RECORDS:
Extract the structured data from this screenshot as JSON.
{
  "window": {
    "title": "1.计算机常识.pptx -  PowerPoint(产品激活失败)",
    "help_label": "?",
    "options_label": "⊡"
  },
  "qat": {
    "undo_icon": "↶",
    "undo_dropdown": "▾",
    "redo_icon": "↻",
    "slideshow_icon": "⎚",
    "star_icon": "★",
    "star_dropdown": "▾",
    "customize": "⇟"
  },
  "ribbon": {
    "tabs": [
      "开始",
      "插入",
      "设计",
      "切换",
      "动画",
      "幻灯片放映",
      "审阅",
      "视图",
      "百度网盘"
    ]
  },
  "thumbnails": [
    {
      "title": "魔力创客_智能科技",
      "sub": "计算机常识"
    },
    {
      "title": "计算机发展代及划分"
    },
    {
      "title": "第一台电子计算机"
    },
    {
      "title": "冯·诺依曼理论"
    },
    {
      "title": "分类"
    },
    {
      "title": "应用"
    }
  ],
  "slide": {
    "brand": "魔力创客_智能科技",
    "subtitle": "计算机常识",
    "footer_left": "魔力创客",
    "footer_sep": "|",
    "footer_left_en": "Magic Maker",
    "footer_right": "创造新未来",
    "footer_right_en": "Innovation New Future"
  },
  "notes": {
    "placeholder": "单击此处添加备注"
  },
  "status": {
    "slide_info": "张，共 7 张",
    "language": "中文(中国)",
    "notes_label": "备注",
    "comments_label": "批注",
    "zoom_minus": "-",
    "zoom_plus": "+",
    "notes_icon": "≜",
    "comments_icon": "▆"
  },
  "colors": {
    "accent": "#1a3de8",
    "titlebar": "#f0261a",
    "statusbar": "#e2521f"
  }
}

GIVEN EXERCISE: Tell how many lines of the data above hold the string "计算机常识". Give only the number.

COMPLETED EXERCISE: 3